━━ Given entries

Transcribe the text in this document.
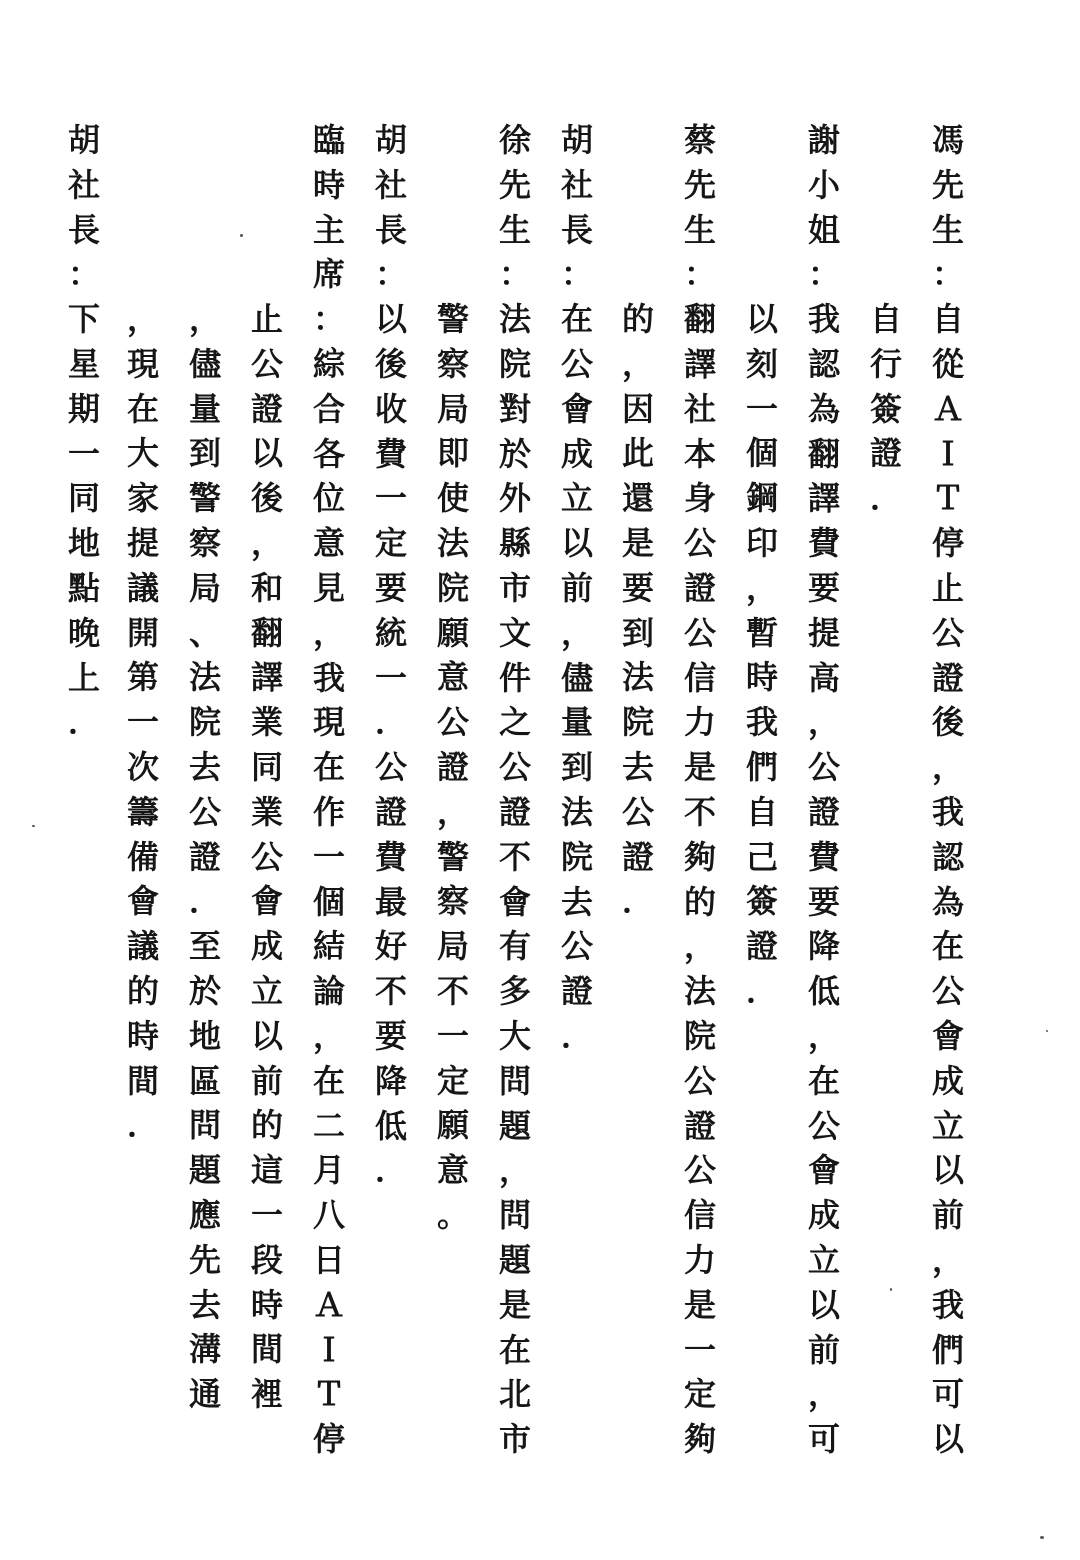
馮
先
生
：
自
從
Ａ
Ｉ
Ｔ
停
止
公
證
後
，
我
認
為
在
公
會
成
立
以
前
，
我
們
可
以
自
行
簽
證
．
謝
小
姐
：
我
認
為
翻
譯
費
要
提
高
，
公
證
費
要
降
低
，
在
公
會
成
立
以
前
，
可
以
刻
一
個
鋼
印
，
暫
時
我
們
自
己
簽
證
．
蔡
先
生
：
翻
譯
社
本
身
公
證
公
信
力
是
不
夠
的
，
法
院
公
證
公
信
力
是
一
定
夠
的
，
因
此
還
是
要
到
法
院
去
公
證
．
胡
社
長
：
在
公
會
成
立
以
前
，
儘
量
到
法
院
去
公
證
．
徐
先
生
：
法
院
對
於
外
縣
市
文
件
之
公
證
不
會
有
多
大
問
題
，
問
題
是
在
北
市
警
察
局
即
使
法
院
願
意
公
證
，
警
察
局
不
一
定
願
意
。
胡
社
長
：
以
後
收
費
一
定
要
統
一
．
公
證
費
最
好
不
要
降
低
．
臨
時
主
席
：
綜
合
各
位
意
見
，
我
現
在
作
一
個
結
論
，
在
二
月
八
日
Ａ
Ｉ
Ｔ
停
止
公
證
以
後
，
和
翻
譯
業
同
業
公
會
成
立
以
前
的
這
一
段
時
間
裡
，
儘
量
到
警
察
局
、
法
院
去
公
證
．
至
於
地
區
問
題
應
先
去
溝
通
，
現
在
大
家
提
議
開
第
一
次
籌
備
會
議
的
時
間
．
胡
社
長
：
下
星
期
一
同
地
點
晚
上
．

━━━━
━━ Given entries

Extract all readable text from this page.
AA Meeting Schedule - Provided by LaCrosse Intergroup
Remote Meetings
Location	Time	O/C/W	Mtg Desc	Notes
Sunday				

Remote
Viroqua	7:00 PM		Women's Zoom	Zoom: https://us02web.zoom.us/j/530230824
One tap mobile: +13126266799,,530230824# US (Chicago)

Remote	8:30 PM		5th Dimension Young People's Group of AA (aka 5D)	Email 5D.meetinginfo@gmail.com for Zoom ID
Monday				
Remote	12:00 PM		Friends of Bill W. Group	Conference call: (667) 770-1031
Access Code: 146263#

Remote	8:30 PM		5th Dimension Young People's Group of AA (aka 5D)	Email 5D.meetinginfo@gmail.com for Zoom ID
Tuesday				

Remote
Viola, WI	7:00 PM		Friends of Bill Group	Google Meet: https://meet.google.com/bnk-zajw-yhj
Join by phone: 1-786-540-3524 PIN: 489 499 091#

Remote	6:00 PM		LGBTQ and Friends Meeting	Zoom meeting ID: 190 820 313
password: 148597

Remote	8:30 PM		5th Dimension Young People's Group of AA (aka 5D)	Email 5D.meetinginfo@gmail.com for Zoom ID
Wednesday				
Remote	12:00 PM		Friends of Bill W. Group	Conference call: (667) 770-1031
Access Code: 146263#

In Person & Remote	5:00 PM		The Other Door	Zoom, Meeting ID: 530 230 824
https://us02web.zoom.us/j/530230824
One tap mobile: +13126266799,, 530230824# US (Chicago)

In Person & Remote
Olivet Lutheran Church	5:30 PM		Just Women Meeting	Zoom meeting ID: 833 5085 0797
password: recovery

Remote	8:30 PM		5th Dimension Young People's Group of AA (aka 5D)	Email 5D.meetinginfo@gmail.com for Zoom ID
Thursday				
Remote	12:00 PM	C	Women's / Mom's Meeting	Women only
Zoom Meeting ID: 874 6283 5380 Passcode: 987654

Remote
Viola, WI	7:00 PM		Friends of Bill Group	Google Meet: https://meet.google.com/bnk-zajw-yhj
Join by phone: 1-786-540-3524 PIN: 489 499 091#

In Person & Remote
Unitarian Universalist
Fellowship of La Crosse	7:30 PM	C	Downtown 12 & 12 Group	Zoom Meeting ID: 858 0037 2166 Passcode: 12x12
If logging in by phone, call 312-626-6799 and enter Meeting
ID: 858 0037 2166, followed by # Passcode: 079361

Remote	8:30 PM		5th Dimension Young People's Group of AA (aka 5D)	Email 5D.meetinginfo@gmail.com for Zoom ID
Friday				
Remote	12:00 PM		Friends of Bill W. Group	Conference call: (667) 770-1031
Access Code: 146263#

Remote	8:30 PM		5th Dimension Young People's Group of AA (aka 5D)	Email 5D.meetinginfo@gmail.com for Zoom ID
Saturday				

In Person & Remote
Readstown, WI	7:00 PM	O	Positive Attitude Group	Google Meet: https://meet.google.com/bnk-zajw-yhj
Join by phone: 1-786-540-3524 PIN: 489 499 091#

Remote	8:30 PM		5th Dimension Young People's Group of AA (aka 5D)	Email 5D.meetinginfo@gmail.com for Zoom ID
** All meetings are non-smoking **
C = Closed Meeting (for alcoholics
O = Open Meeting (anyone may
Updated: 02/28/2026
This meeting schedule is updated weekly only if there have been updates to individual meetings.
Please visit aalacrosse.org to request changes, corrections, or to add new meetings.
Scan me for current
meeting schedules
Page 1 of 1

━━━━

__Written request__:
Each line in the listing above either holds the string "mobile" or does not; state how many do, giving the number only.

__Solution to this exercise__:
2